** Task data **
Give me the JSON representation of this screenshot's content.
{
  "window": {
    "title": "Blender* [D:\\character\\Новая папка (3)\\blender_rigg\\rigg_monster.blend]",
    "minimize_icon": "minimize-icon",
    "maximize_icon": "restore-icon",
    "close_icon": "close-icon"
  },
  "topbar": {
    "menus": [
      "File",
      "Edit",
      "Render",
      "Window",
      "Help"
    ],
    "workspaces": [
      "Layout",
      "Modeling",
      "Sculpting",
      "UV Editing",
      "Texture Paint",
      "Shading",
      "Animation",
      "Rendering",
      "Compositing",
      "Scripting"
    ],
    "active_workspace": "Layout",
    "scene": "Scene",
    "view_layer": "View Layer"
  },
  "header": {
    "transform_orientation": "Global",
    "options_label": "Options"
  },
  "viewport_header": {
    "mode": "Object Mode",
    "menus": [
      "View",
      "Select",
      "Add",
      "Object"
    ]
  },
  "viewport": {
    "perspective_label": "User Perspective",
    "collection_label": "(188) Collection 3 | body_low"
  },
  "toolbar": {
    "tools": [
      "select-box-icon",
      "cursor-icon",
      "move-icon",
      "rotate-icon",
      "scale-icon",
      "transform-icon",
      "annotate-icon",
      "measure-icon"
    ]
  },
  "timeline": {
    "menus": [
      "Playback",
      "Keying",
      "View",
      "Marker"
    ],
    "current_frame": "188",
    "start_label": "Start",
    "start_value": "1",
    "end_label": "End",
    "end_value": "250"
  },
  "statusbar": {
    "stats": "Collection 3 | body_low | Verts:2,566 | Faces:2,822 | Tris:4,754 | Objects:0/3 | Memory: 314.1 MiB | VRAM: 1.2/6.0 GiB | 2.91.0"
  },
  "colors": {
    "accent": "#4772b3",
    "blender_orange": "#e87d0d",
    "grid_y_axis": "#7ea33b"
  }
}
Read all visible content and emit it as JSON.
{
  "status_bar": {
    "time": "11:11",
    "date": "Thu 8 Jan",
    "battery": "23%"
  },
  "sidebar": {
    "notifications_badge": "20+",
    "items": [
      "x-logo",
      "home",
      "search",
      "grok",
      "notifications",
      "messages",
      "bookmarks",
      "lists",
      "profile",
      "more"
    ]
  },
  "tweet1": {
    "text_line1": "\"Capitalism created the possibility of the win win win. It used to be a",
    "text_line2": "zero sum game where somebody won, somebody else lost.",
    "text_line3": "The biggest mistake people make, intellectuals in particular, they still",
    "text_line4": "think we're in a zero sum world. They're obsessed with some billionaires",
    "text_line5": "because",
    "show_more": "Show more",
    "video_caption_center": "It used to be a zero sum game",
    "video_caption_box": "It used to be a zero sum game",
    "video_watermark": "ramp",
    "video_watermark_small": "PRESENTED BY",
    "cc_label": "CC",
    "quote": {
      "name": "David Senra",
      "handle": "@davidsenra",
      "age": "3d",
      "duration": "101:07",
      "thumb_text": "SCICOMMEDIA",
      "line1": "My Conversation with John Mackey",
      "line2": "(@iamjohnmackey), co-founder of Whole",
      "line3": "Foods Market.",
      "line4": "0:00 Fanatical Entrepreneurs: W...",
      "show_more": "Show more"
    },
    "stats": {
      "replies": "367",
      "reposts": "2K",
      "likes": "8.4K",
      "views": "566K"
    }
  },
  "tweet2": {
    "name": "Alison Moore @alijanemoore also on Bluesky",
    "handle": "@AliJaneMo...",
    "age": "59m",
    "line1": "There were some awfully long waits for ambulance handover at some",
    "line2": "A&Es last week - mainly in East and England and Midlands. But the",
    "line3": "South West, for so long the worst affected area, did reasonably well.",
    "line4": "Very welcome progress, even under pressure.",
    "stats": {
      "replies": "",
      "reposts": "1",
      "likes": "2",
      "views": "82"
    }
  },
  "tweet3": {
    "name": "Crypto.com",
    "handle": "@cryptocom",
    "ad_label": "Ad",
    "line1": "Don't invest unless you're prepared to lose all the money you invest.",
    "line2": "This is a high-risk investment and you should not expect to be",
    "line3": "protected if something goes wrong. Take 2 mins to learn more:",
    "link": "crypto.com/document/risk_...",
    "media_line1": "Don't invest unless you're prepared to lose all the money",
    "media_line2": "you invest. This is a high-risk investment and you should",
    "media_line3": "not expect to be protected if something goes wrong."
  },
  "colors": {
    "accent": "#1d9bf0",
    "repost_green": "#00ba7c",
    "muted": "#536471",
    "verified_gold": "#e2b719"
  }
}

** What this task involves **
List every line in the records above that contains the word "Collection".

** Exercise answer **
    "collection_label": "(188) Collection 3 | body_low"
    "stats": "Collection 3 | body_low | Verts:2,566 | Faces:2,822 | Tris:4,754 | Objects:0/3 | Memory: 314.1 MiB | VRAM: 1.2/6.0 GiB | 2.91.0"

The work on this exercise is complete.